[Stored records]
....................
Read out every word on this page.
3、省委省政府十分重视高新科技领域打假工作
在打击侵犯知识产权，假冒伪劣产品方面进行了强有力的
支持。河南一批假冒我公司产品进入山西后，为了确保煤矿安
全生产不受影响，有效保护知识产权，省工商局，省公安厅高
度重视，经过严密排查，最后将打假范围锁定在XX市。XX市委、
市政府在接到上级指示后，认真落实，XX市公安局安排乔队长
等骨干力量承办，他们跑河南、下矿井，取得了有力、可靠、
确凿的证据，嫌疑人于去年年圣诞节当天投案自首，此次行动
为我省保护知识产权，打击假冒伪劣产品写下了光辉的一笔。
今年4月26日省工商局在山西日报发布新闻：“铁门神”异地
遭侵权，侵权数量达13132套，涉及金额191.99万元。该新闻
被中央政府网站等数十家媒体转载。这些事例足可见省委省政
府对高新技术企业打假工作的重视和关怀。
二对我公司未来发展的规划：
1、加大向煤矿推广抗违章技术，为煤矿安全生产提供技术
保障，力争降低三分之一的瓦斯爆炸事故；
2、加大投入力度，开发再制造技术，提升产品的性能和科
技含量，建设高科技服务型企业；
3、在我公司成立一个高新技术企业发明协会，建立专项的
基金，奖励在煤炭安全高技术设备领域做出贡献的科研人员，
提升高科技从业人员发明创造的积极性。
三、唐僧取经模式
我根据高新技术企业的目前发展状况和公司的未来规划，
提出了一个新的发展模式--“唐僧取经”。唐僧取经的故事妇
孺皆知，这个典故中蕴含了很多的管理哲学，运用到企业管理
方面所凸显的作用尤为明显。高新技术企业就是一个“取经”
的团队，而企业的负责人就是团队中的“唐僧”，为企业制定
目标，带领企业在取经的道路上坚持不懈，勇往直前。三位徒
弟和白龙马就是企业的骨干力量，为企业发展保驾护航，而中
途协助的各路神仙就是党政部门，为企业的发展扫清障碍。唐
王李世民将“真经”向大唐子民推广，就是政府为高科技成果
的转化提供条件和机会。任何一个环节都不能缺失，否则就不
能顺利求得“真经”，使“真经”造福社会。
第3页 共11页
....................
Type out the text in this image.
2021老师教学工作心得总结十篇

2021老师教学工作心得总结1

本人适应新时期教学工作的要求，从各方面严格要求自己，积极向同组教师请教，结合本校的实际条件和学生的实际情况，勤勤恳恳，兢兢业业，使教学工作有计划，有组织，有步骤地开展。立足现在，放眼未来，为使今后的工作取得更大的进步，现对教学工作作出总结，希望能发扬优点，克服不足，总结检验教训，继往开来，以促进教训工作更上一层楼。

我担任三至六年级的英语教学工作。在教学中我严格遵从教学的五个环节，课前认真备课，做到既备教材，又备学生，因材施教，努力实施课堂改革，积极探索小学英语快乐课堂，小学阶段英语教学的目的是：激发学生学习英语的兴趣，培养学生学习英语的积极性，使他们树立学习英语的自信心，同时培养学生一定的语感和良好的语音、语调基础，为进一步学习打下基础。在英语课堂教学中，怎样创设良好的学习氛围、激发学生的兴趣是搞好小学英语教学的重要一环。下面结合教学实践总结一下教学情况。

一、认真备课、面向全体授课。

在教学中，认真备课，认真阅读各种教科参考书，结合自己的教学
....................
WHAT YOU HAVE TO DO
Find the lines holding "this" and list every one.

EXERCISE SOLUTION
Read out every word on this page.
Type out the text in this image.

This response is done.